Write out the listing below without alteration, omitting its pictures.

## BEGIN

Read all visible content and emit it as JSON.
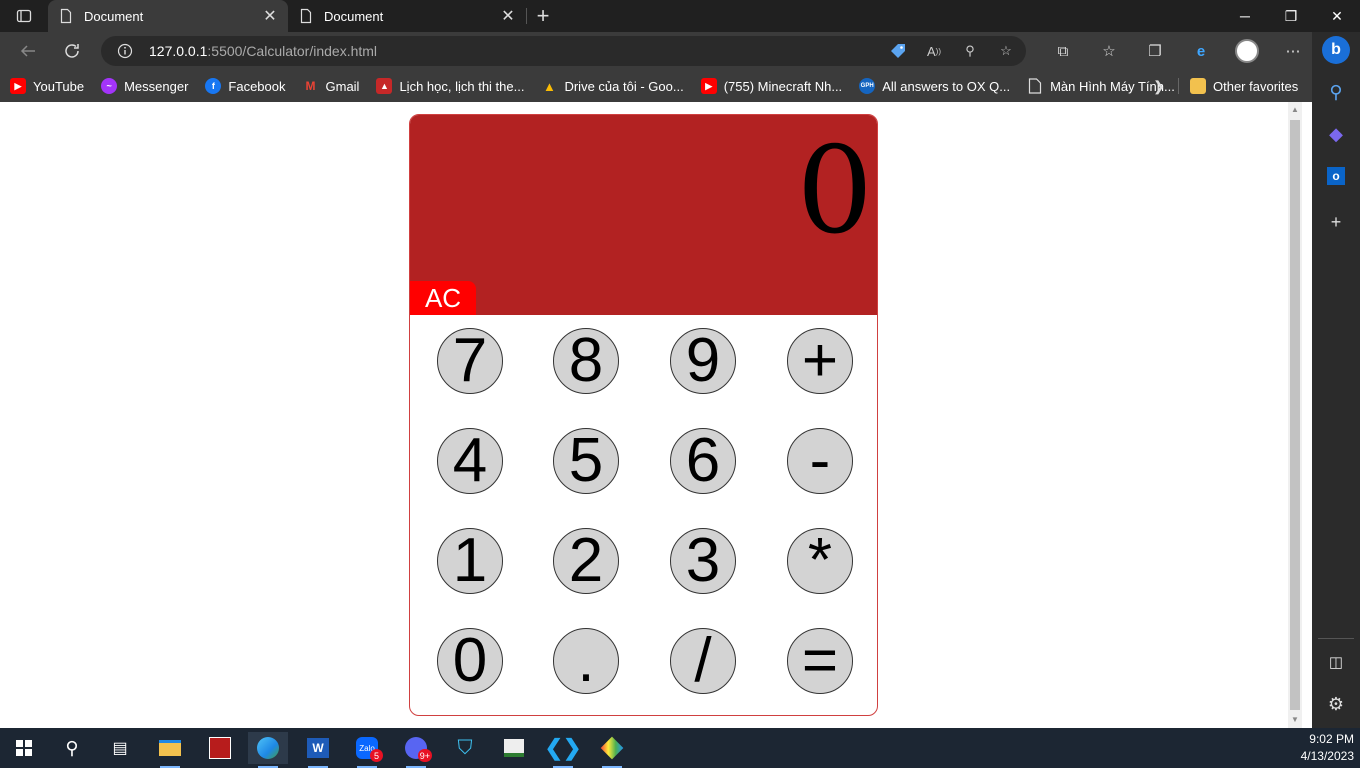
{
  "browser": {
    "tabs": [
      {
        "title": "Document",
        "active": true
      },
      {
        "title": "Document",
        "active": false
      }
    ],
    "address": {
      "host": "127.0.0.1",
      "path": ":5500/Calculator/index.html"
    },
    "favorites": [
      {
        "label": "YouTube",
        "icon": "youtube-icon",
        "color": "#ff0000"
      },
      {
        "label": "Messenger",
        "icon": "messenger-icon",
        "color": "#a334fa"
      },
      {
        "label": "Facebook",
        "icon": "facebook-icon",
        "color": "#1877f2"
      },
      {
        "label": "Gmail",
        "icon": "gmail-icon",
        "color": "#ea4335"
      },
      {
        "label": "Lịch học, lịch thi the...",
        "icon": "school-icon",
        "color": "#c62828"
      },
      {
        "label": "Drive của tôi - Goo...",
        "icon": "drive-icon",
        "color": "#1fa463"
      },
      {
        "label": "(755) Minecraft Nh...",
        "icon": "youtube-icon",
        "color": "#ff0000"
      },
      {
        "label": "All answers to OX Q...",
        "icon": "gph-icon",
        "color": "#1565c0"
      },
      {
        "label": "Màn Hình Máy Tính...",
        "icon": "page-icon",
        "color": "#3b3b3b"
      }
    ],
    "other_favorites": "Other favorites"
  },
  "calculator": {
    "display": "0",
    "clear_label": "AC",
    "keys": [
      "7",
      "8",
      "9",
      "+",
      "4",
      "5",
      "6",
      "-",
      "1",
      "2",
      "3",
      "*",
      "0",
      ".",
      "/",
      "="
    ]
  },
  "taskbar": {
    "time": "9:02 PM",
    "date": "4/13/2023",
    "zalo_badge": "5",
    "discord_badge": "9+"
  }
}
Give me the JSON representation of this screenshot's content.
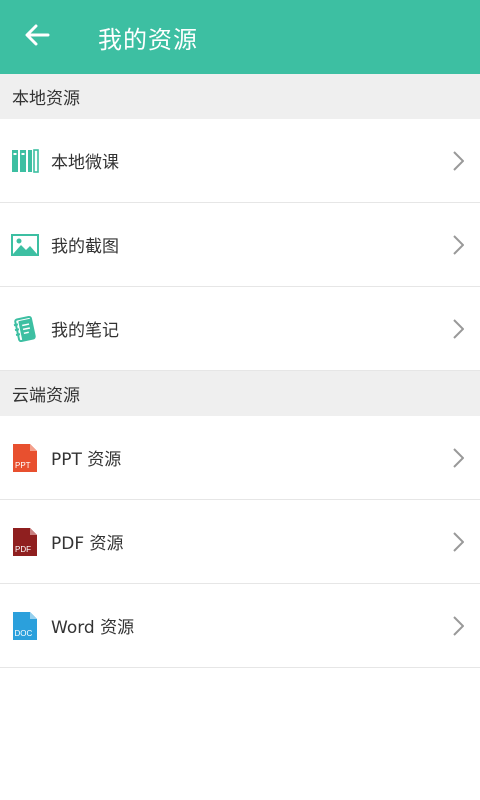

## END

▶ _COMPLETE OUTPUT_:
Read all visible content and emit it as JSON.
{
  "browser": {
    "tabs": [
      {
        "title": "Document",
        "active": true
      },
      {
        "title": "Document",
        "active": false
      }
    ],
    "address": {
      "host": "127.0.0.1",
      "path": ":5500/Calculator/index.html"
    },
    "favorites": [
      {
        "label": "YouTube",
        "icon": "youtube-icon",
        "color": "#ff0000"
      },
      {
        "label": "Messenger",
        "icon": "messenger-icon",
        "color": "#a334fa"
      },
      {
        "label": "Facebook",
        "icon": "facebook-icon",
        "color": "#1877f2"
      },
      {
        "label": "Gmail",
        "icon": "gmail-icon",
        "color": "#ea4335"
      },
      {
        "label": "Lịch học, lịch thi the...",
        "icon": "school-icon",
        "color": "#c62828"
      },
      {
        "label": "Drive của tôi - Goo...",
        "icon": "drive-icon",
        "color": "#1fa463"
      },
      {
        "label": "(755) Minecraft Nh...",
        "icon": "youtube-icon",
        "color": "#ff0000"
      },
      {
        "label": "All answers to OX Q...",
        "icon": "gph-icon",
        "color": "#1565c0"
      },
      {
        "label": "Màn Hình Máy Tính...",
        "icon": "page-icon",
        "color": "#3b3b3b"
      }
    ],
    "other_favorites": "Other favorites"
  },
  "calculator": {
    "display": "0",
    "clear_label": "AC",
    "keys": [
      "7",
      "8",
      "9",
      "+",
      "4",
      "5",
      "6",
      "-",
      "1",
      "2",
      "3",
      "*",
      "0",
      ".",
      "/",
      "="
    ]
  },
  "taskbar": {
    "time": "9:02 PM",
    "date": "4/13/2023",
    "zalo_badge": "5",
    "discord_badge": "9+"
  }
}
Give me the JSON representation of this screenshot's content.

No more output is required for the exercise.